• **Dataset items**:
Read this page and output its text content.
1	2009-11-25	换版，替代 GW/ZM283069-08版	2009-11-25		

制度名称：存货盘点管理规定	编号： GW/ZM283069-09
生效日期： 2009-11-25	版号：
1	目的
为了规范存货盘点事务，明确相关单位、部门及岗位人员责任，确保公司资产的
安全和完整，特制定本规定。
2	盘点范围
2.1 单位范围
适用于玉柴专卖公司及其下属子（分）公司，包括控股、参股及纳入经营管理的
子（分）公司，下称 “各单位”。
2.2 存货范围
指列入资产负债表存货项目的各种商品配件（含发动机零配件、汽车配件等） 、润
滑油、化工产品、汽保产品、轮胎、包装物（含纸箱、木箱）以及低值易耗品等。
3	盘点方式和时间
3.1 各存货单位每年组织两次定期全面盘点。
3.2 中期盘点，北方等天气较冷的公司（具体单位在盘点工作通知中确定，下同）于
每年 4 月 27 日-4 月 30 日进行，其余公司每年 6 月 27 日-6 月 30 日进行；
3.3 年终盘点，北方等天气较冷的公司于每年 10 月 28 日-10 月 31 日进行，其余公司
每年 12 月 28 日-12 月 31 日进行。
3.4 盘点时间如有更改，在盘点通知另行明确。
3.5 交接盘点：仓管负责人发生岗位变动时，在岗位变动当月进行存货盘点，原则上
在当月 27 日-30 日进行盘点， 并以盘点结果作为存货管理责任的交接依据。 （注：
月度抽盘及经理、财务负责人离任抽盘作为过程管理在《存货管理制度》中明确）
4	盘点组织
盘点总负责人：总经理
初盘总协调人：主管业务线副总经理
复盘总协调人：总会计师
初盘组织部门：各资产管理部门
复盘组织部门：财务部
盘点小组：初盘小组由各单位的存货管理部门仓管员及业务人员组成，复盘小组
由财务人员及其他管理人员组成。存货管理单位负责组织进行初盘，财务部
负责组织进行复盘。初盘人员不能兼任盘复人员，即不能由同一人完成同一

• **Problem**: Extract the full listing above without altering anything.

• **Task answer**:
Read this page and output its text content.
1	2009-11-25	换版，替代 GW/ZM283069-08版	2009-11-25		

制度名称：存货盘点管理规定	编号： GW/ZM283069-09
生效日期： 2009-11-25	版号：
1	目的
为了规范存货盘点事务，明确相关单位、部门及岗位人员责任，确保公司资产的
安全和完整，特制定本规定。
2	盘点范围
2.1 单位范围
适用于玉柴专卖公司及其下属子（分）公司，包括控股、参股及纳入经营管理的
子（分）公司，下称 “各单位”。
2.2 存货范围
指列入资产负债表存货项目的各种商品配件（含发动机零配件、汽车配件等） 、润
滑油、化工产品、汽保产品、轮胎、包装物（含纸箱、木箱）以及低值易耗品等。
3	盘点方式和时间
3.1 各存货单位每年组织两次定期全面盘点。
3.2 中期盘点，北方等天气较冷的公司（具体单位在盘点工作通知中确定，下同）于
每年 4 月 27 日-4 月 30 日进行，其余公司每年 6 月 27 日-6 月 30 日进行；
3.3 年终盘点，北方等天气较冷的公司于每年 10 月 28 日-10 月 31 日进行，其余公司
每年 12 月 28 日-12 月 31 日进行。
3.4 盘点时间如有更改，在盘点通知另行明确。
3.5 交接盘点：仓管负责人发生岗位变动时，在岗位变动当月进行存货盘点，原则上
在当月 27 日-30 日进行盘点， 并以盘点结果作为存货管理责任的交接依据。 （注：
月度抽盘及经理、财务负责人离任抽盘作为过程管理在《存货管理制度》中明确）
4	盘点组织
盘点总负责人：总经理
初盘总协调人：主管业务线副总经理
复盘总协调人：总会计师
初盘组织部门：各资产管理部门
复盘组织部门：财务部
盘点小组：初盘小组由各单位的存货管理部门仓管员及业务人员组成，复盘小组
由财务人员及其他管理人员组成。存货管理单位负责组织进行初盘，财务部
负责组织进行复盘。初盘人员不能兼任盘复人员，即不能由同一人完成同一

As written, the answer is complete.